## begin

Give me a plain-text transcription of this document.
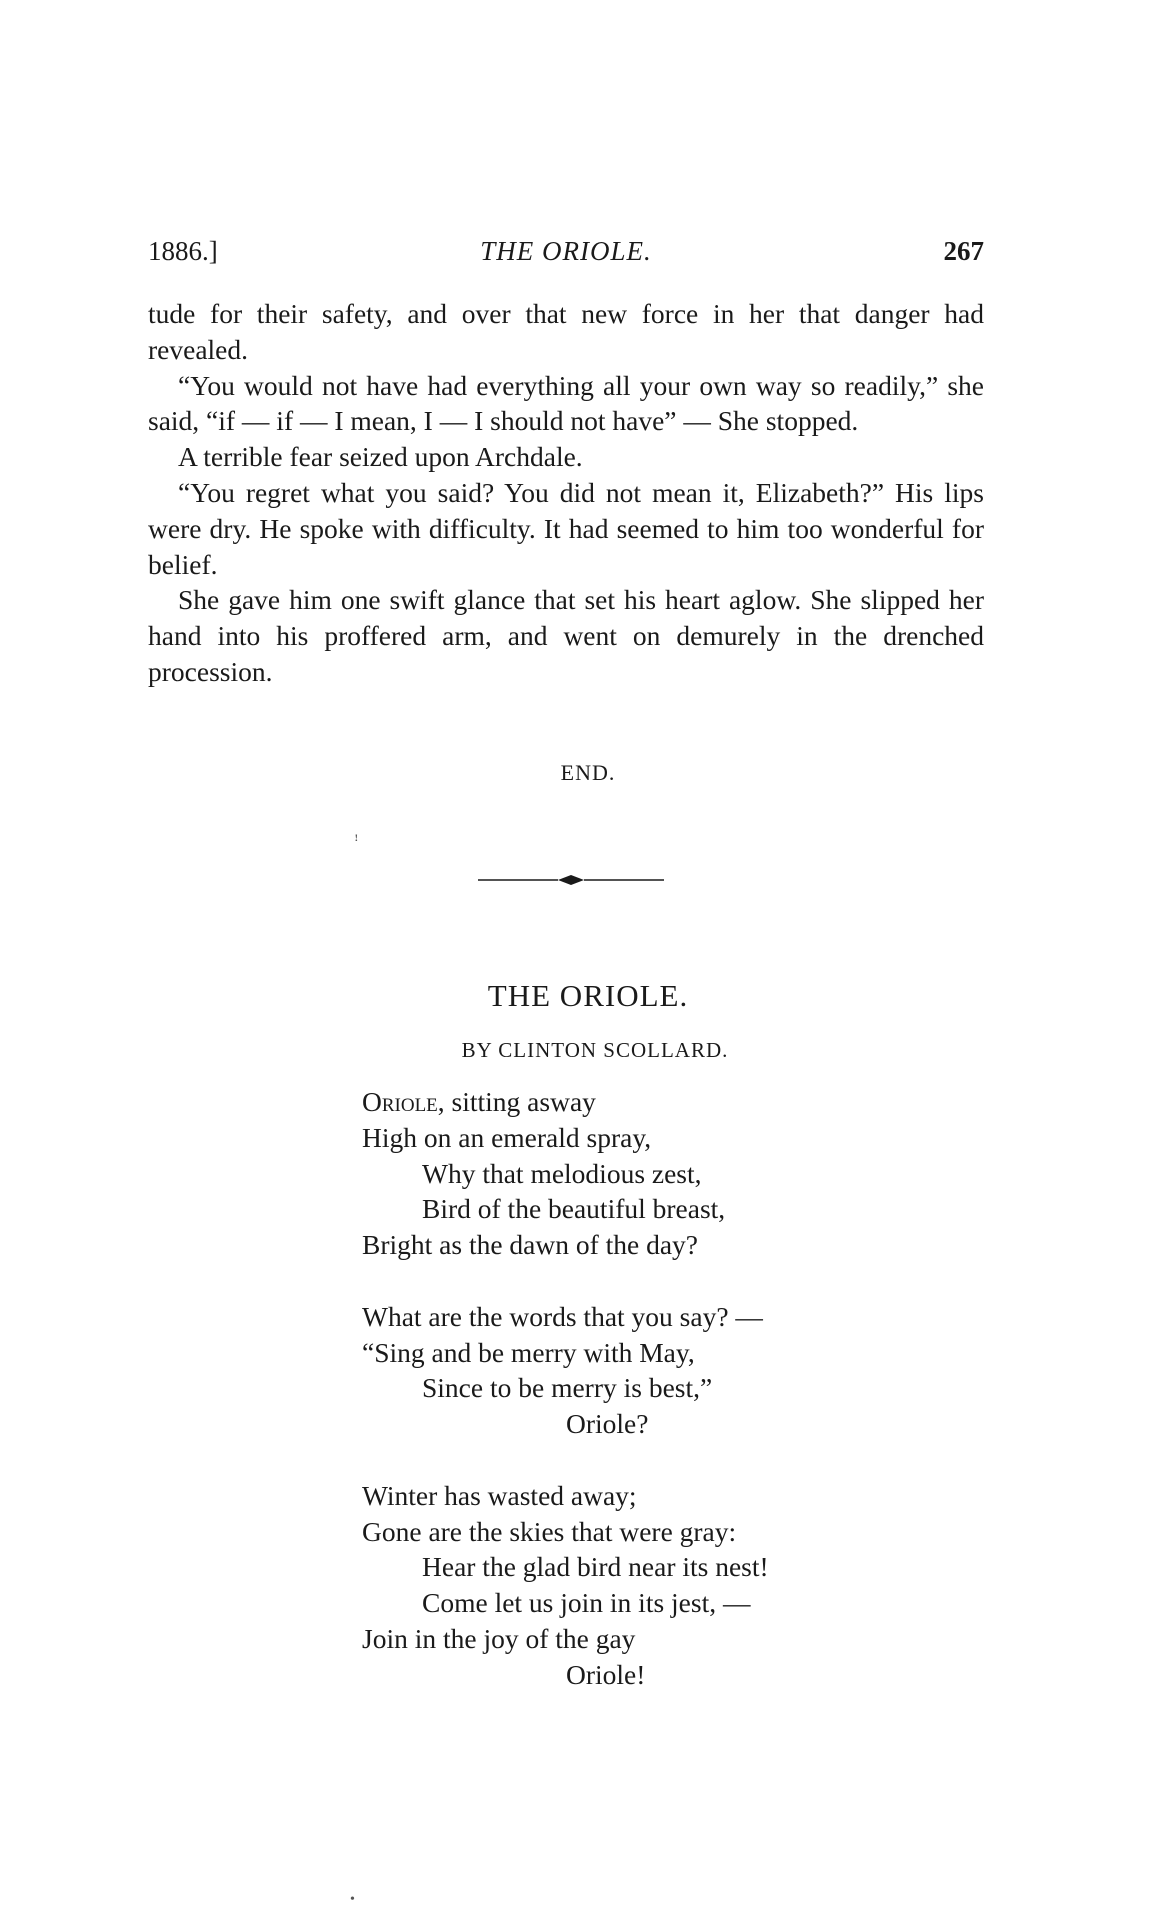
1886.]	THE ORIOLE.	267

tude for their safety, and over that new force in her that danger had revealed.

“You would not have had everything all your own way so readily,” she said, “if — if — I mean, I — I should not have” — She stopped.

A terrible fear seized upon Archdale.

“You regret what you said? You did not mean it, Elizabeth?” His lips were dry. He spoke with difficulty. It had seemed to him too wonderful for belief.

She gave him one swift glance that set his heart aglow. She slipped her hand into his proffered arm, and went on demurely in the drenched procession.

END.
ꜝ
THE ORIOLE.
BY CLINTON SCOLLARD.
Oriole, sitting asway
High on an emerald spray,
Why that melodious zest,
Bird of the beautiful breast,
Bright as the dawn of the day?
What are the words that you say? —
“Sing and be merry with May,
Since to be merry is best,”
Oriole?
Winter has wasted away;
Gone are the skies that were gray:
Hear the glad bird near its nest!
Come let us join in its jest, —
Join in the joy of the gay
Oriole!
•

## end

Work to do: Reproduce the records above exactly, leaving out every picture they contain.

Finished exercise:
Give me a plain-text transcription of this document.
1886.]	THE ORIOLE.	267

tude for their safety, and over that new force in her that danger had revealed.

“You would not have had everything all your own way so readily,” she said, “if — if — I mean, I — I should not have” — She stopped.

A terrible fear seized upon Archdale.

“You regret what you said? You did not mean it, Elizabeth?” His lips were dry. He spoke with difficulty. It had seemed to him too wonderful for belief.

She gave him one swift glance that set his heart aglow. She slipped her hand into his proffered arm, and went on demurely in the drenched procession.

END.
ꜝ
THE ORIOLE.
BY CLINTON SCOLLARD.
Oriole, sitting asway
High on an emerald spray,
Why that melodious zest,
Bird of the beautiful breast,
Bright as the dawn of the day?
What are the words that you say? —
“Sing and be merry with May,
Since to be merry is best,”
Oriole?
Winter has wasted away;
Gone are the skies that were gray:
Hear the glad bird near its nest!
Come let us join in its jest, —
Join in the joy of the gay
Oriole!
•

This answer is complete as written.